# Set problem
Repeat, without any change, the entries presented below.

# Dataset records
* Start *
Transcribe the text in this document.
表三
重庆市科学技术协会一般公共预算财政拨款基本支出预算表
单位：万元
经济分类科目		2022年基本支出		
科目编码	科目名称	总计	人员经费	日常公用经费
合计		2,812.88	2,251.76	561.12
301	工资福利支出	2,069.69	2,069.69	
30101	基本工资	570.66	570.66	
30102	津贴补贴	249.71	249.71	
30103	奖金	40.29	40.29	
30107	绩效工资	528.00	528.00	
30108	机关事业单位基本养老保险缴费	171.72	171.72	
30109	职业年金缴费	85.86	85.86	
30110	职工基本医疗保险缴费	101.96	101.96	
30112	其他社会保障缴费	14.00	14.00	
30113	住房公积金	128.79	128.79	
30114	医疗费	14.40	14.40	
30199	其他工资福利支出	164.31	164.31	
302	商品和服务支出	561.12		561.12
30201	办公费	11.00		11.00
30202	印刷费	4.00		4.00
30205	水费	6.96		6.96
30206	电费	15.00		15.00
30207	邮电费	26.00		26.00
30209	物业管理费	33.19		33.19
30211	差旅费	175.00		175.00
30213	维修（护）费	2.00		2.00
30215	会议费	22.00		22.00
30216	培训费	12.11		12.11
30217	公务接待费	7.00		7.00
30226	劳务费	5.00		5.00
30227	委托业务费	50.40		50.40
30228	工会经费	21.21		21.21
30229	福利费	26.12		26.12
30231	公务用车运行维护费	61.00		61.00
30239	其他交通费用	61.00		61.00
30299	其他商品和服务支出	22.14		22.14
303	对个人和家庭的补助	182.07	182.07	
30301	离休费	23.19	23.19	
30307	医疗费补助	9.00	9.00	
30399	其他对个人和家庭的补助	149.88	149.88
* End *
# Complete answer
Transcribe the text in this document.
表三
重庆市科学技术协会一般公共预算财政拨款基本支出预算表
单位：万元
经济分类科目		2022年基本支出		
科目编码	科目名称	总计	人员经费	日常公用经费
合计		2,812.88	2,251.76	561.12
301	工资福利支出	2,069.69	2,069.69	
30101	基本工资	570.66	570.66	
30102	津贴补贴	249.71	249.71	
30103	奖金	40.29	40.29	
30107	绩效工资	528.00	528.00	
30108	机关事业单位基本养老保险缴费	171.72	171.72	
30109	职业年金缴费	85.86	85.86	
30110	职工基本医疗保险缴费	101.96	101.96	
30112	其他社会保障缴费	14.00	14.00	
30113	住房公积金	128.79	128.79	
30114	医疗费	14.40	14.40	
30199	其他工资福利支出	164.31	164.31	
302	商品和服务支出	561.12		561.12
30201	办公费	11.00		11.00
30202	印刷费	4.00		4.00
30205	水费	6.96		6.96
30206	电费	15.00		15.00
30207	邮电费	26.00		26.00
30209	物业管理费	33.19		33.19
30211	差旅费	175.00		175.00
30213	维修（护）费	2.00		2.00
30215	会议费	22.00		22.00
30216	培训费	12.11		12.11
30217	公务接待费	7.00		7.00
30226	劳务费	5.00		5.00
30227	委托业务费	50.40		50.40
30228	工会经费	21.21		21.21
30229	福利费	26.12		26.12
30231	公务用车运行维护费	61.00		61.00
30239	其他交通费用	61.00		61.00
30299	其他商品和服务支出	22.14		22.14
303	对个人和家庭的补助	182.07	182.07	
30301	离休费	23.19	23.19	
30307	医疗费补助	9.00	9.00	
30399	其他对个人和家庭的补助	149.88	149.88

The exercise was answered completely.